— START Given entries —

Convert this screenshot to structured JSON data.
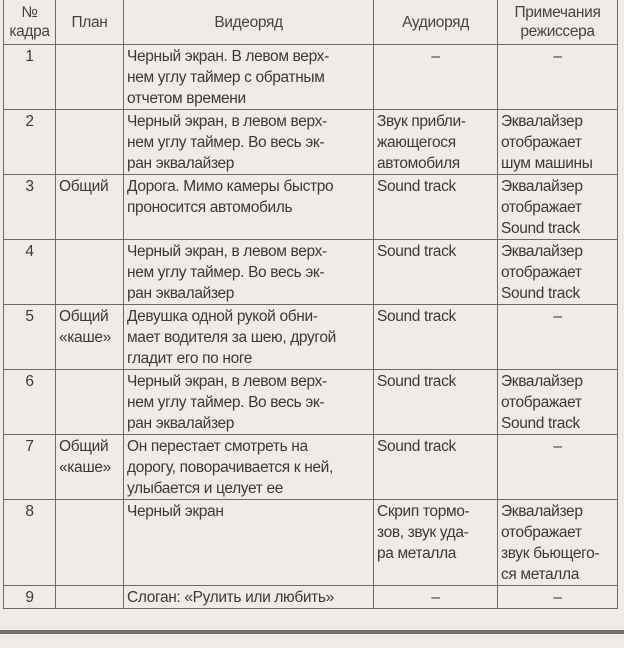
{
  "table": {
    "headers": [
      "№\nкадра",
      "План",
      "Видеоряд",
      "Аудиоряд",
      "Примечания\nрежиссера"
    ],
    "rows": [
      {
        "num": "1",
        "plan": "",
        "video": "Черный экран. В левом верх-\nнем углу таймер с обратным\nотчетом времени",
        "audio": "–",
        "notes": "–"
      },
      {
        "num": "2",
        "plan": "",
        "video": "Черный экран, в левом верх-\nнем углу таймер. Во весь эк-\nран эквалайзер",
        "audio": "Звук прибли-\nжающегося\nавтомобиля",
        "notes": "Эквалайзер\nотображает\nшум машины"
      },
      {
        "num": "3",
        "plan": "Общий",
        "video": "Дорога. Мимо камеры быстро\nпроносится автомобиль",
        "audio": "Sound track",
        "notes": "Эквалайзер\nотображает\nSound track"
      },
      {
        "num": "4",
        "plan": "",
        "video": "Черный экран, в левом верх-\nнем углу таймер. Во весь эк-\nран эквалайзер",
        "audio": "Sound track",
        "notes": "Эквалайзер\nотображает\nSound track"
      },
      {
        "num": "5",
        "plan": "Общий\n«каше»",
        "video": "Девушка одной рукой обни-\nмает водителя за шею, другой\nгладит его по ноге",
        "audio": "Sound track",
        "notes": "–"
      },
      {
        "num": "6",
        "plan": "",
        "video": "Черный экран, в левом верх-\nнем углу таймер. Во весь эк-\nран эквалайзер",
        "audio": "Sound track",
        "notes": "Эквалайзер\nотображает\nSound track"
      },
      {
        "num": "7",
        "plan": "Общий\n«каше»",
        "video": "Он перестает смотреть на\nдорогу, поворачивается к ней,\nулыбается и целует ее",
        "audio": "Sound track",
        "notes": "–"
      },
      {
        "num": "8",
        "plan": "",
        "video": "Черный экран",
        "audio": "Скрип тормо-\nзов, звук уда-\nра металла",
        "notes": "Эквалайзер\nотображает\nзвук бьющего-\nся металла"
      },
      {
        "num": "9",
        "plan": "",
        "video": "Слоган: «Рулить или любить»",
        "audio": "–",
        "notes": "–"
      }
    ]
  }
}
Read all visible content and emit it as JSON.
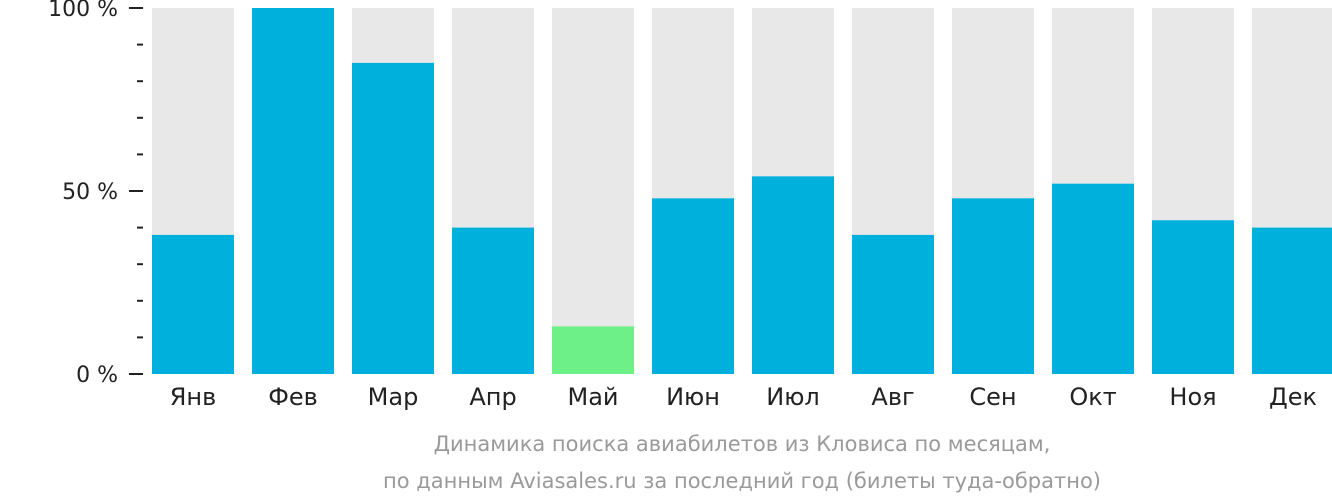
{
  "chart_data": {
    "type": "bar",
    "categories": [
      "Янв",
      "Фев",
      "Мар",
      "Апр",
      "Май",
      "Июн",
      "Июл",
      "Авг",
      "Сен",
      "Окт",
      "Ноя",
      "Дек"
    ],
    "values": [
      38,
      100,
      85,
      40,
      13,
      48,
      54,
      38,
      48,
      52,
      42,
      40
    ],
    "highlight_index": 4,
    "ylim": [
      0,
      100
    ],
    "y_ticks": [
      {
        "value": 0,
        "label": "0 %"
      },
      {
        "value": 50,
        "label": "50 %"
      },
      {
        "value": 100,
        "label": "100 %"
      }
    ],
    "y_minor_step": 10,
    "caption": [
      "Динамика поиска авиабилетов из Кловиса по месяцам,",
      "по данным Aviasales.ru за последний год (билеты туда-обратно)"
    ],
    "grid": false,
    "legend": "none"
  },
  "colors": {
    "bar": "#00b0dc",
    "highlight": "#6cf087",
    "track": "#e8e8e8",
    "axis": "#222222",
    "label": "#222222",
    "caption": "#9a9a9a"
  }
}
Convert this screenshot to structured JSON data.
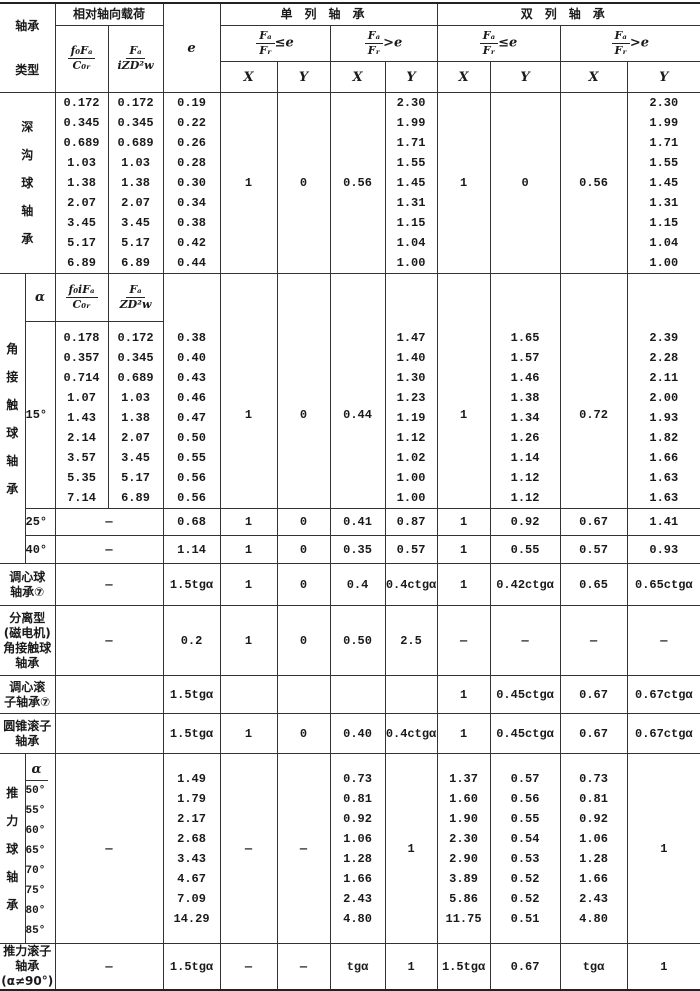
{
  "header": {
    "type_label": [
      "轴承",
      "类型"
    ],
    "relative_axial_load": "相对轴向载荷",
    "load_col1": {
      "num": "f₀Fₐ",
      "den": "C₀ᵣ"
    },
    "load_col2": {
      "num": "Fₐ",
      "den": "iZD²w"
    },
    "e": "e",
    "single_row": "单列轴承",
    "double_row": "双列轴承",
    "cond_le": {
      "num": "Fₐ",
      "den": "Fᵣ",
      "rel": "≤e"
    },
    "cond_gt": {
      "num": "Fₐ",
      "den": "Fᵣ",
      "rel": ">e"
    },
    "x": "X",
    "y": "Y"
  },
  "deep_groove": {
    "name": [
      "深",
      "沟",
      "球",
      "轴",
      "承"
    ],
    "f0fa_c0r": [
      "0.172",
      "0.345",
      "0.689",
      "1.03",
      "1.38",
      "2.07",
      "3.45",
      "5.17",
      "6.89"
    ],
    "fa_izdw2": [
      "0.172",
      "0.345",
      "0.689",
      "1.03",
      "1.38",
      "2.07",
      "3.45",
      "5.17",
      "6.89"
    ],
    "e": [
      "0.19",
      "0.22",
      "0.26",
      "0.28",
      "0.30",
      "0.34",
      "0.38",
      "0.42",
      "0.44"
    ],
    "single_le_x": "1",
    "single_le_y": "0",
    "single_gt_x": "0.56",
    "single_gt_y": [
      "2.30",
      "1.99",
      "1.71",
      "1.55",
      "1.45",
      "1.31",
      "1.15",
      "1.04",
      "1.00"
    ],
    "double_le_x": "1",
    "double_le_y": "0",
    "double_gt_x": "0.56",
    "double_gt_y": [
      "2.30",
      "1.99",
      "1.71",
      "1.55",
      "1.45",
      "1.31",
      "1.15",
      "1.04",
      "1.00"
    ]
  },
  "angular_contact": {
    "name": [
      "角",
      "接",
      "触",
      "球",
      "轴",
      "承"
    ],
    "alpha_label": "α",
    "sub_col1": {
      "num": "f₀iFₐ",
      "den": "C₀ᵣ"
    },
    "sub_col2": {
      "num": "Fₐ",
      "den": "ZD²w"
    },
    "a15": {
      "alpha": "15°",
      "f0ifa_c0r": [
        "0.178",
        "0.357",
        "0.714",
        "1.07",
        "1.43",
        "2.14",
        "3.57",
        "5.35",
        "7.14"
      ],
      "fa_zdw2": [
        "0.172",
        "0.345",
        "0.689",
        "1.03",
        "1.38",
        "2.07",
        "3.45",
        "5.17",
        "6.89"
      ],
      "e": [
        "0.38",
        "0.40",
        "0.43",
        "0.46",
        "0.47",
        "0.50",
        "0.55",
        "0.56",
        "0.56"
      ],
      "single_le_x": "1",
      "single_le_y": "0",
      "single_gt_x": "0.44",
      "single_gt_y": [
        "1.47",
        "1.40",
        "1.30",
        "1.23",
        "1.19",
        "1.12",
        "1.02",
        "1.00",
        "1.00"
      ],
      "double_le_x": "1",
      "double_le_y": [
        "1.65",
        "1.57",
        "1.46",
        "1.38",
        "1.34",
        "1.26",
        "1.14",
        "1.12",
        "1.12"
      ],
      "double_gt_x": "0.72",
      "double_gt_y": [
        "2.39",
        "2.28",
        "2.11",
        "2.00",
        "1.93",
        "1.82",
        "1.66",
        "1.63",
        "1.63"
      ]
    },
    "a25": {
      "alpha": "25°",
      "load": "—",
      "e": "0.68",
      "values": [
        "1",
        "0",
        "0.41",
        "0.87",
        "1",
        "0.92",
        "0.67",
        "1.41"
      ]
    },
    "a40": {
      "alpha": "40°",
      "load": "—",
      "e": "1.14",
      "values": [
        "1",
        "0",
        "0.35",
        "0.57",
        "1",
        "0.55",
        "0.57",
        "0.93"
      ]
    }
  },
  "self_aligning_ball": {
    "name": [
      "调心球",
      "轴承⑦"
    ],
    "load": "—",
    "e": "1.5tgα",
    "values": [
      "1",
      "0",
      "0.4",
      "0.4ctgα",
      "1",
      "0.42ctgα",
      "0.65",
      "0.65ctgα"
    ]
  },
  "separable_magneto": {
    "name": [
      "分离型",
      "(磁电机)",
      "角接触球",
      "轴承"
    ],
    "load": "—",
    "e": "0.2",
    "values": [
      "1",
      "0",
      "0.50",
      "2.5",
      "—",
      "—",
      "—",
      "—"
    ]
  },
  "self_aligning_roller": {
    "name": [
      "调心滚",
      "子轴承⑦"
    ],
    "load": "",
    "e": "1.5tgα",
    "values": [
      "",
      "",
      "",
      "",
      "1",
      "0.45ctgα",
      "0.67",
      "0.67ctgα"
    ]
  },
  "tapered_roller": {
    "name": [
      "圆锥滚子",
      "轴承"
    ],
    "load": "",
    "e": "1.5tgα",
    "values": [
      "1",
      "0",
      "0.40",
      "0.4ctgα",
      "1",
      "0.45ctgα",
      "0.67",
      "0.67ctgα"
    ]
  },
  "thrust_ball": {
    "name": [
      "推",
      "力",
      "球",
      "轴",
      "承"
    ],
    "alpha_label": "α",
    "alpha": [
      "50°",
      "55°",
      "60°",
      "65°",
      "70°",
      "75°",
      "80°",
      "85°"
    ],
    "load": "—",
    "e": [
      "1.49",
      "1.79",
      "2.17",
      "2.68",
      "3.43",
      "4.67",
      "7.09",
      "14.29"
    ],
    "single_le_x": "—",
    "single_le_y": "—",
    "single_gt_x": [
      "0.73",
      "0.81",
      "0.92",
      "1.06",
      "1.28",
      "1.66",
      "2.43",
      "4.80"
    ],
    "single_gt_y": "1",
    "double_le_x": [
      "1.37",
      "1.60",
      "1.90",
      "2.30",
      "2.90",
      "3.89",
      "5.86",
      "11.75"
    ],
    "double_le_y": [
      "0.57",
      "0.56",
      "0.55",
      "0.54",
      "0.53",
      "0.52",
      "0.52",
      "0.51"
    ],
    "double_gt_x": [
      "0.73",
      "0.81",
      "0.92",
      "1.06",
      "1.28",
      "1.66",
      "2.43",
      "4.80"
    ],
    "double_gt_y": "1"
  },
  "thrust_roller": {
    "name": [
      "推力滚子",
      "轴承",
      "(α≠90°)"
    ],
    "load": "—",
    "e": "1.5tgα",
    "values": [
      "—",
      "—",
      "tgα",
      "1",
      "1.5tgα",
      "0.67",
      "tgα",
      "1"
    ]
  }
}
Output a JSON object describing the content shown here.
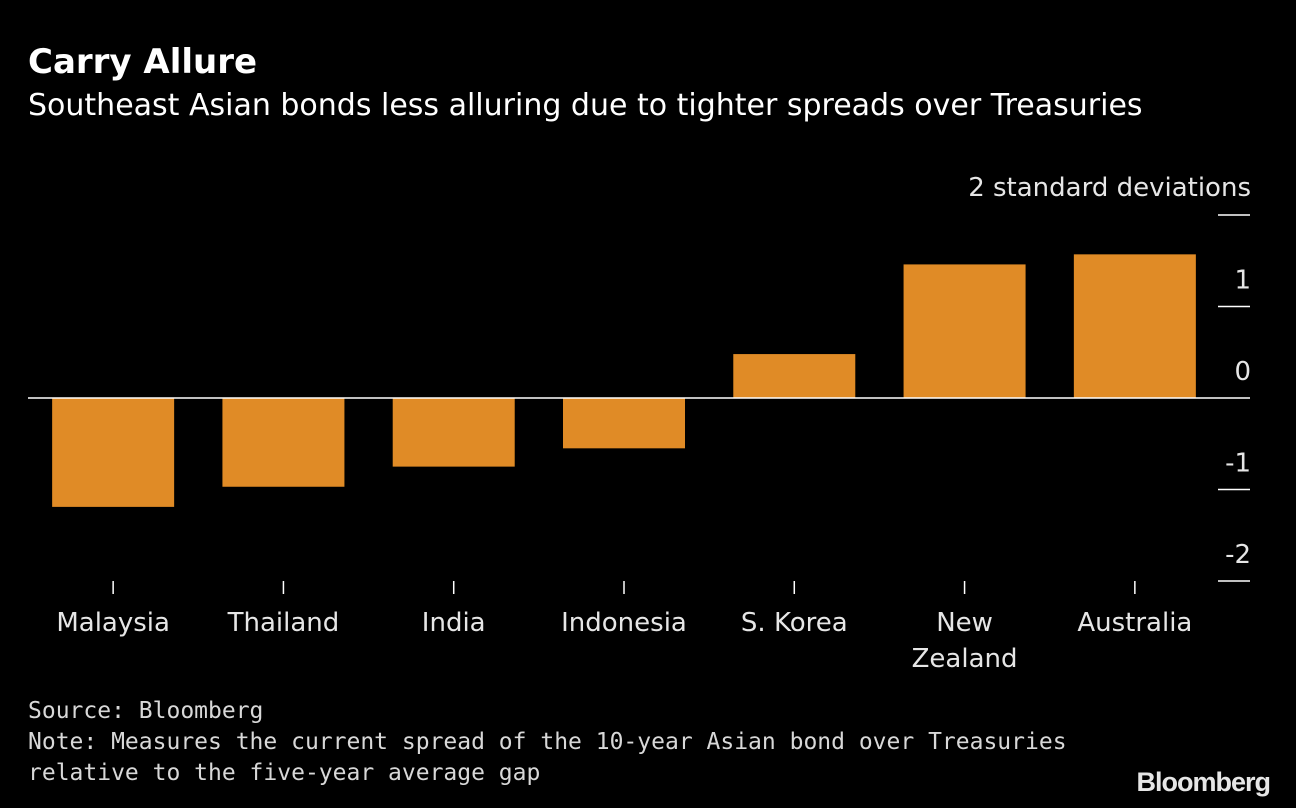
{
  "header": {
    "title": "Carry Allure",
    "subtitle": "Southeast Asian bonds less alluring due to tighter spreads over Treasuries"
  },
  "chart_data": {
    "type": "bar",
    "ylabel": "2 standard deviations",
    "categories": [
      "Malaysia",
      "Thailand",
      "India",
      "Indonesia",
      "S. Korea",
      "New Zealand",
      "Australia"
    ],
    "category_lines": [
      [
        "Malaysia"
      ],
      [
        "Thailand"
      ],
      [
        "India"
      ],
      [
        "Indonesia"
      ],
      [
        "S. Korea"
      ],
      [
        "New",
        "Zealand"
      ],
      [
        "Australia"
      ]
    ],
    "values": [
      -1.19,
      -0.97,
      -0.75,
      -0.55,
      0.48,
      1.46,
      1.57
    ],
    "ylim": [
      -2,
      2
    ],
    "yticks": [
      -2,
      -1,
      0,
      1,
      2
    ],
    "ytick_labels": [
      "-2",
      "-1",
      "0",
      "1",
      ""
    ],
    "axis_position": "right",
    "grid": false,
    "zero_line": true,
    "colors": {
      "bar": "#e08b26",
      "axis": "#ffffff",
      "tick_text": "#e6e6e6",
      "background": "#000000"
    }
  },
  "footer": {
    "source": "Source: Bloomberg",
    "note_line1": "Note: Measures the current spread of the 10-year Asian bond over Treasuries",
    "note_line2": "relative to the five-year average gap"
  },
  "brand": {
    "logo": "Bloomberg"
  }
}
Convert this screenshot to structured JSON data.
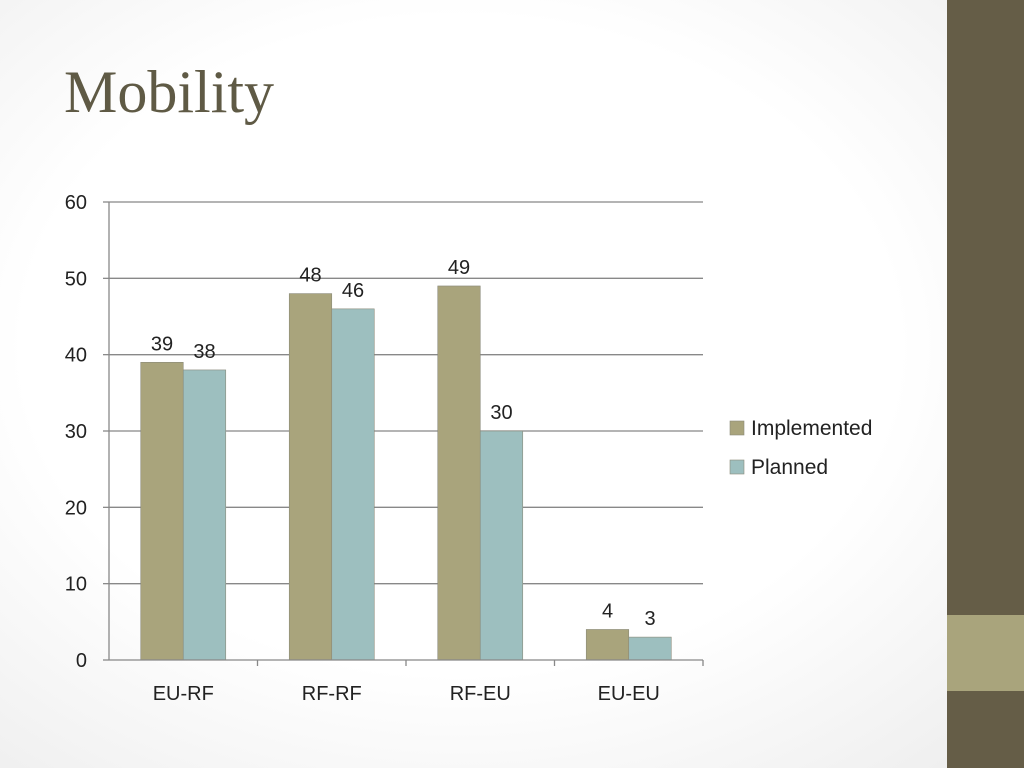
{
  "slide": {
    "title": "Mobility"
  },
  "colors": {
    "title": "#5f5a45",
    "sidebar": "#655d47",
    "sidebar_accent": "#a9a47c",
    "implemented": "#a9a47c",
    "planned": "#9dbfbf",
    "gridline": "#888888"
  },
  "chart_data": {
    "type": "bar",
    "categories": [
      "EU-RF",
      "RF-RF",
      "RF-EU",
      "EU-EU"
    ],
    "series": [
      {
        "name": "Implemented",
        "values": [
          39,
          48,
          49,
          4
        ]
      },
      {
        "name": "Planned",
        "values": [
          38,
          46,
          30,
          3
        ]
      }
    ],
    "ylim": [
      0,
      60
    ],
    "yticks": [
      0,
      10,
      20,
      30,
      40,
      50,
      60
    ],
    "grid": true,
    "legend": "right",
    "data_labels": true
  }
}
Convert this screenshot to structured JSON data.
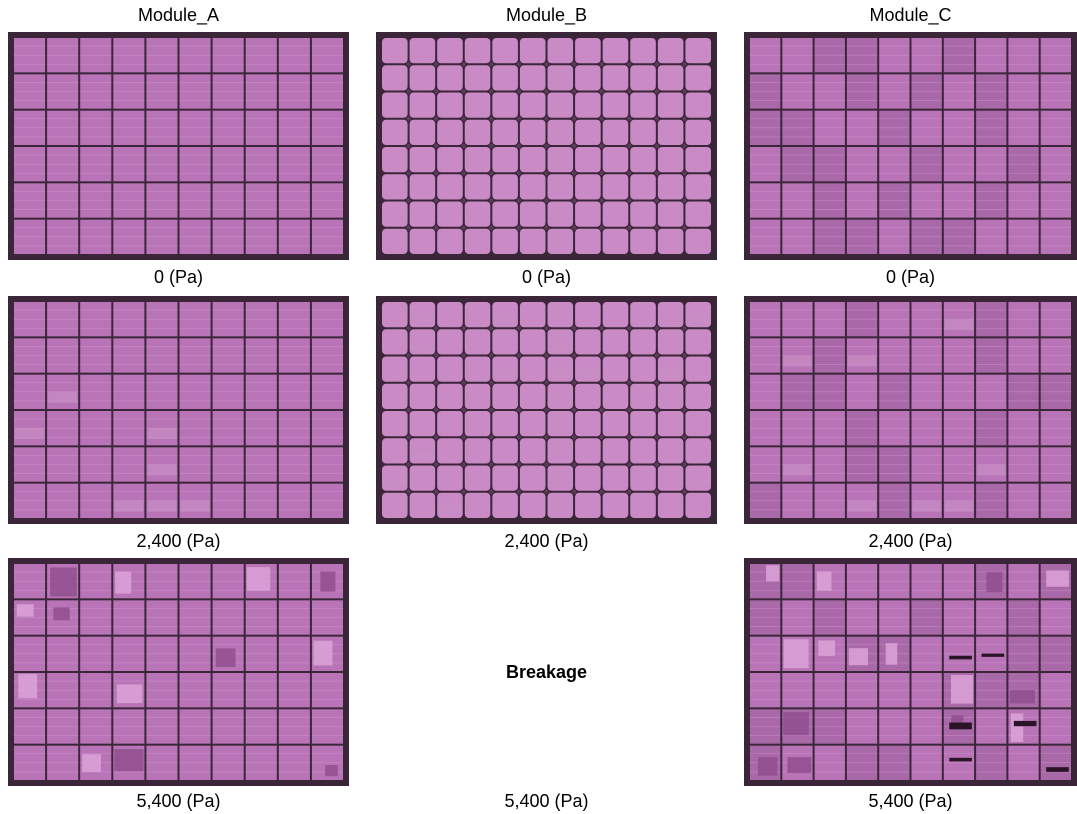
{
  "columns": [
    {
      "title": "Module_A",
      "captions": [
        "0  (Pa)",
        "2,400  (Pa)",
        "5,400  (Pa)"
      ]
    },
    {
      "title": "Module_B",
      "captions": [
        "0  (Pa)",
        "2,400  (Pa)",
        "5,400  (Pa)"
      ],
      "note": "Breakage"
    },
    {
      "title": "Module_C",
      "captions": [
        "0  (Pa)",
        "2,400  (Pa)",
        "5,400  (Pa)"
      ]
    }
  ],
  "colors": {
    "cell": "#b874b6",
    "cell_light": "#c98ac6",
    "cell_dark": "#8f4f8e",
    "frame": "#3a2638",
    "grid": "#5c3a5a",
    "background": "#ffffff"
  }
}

— END Given entries —

Exercise goal> Go through the entries above and copy every line containing "Treasuries".

Task result>
    "subtitle": "Southeast Asian bonds less alluring due to tighter spreads over Treasuries"
    "note_line1": "Note: Measures the current spread of the 10-year Asian bond over Treasuries",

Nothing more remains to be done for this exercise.